======== Material for this exercise ========
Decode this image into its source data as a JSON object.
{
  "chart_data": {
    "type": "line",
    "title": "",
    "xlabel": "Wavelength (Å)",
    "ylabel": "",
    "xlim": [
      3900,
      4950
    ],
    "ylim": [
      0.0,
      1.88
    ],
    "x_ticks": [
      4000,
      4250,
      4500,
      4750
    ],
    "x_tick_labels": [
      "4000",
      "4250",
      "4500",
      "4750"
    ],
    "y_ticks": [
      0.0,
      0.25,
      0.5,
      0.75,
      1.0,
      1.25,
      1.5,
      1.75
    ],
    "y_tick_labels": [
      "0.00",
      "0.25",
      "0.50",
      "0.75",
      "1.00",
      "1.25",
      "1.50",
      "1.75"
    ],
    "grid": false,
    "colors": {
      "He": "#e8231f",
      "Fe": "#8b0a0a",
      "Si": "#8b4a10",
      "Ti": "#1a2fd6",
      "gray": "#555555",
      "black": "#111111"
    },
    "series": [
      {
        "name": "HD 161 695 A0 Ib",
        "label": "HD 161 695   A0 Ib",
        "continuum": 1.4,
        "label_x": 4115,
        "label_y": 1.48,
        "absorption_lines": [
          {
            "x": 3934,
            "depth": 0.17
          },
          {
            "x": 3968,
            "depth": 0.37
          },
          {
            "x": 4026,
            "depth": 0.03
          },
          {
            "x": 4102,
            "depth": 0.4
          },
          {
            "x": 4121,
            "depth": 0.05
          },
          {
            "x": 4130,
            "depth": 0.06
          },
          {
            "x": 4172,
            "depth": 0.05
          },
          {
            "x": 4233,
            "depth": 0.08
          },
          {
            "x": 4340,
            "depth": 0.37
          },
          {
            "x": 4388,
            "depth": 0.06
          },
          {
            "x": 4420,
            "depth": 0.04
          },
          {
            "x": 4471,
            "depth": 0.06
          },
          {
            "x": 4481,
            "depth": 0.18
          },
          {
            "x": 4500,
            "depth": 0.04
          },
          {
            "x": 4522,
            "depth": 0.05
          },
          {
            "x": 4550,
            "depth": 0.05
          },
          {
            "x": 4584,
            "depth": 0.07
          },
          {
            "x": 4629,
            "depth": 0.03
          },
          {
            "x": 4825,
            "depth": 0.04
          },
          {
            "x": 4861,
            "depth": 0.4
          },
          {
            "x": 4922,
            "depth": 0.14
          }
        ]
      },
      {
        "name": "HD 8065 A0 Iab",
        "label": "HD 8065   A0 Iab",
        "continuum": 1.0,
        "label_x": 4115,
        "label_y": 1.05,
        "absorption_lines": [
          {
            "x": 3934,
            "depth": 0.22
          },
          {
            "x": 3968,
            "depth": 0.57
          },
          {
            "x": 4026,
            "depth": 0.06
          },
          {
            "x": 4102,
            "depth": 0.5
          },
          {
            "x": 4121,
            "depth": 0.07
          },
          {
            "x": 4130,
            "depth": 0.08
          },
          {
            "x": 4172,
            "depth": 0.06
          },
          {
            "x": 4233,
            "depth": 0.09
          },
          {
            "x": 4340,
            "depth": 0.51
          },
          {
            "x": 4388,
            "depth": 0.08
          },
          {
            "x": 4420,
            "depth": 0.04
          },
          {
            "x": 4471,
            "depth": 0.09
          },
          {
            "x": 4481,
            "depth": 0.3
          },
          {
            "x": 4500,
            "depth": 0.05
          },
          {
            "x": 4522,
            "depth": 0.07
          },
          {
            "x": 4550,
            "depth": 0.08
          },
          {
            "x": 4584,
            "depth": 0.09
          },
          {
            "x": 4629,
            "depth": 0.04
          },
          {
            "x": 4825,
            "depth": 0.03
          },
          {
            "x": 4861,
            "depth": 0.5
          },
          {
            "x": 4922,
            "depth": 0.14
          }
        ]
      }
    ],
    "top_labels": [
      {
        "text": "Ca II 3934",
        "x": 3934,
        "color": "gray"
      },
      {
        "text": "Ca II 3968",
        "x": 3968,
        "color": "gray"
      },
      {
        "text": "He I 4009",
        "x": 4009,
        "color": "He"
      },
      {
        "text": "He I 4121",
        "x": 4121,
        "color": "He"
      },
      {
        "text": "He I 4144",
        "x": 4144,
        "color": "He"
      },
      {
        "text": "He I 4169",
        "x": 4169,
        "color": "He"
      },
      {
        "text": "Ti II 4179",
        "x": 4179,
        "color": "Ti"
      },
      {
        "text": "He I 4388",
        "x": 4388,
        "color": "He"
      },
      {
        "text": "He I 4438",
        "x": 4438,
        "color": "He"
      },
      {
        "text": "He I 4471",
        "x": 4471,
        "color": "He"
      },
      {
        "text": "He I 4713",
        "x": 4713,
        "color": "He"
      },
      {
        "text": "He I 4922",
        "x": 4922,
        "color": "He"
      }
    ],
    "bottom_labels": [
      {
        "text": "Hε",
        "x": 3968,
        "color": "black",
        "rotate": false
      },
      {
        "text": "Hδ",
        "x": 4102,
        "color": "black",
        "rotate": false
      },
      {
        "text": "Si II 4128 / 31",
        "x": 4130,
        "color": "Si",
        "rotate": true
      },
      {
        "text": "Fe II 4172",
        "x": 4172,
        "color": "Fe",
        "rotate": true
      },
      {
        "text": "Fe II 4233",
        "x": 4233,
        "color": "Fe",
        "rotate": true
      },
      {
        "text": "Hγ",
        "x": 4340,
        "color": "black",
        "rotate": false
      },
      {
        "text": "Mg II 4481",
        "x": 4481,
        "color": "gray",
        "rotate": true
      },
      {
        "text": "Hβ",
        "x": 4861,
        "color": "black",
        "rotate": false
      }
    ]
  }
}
========
Identify the lines in the records above that contain the word "name", then state how many there are and nothing more.

2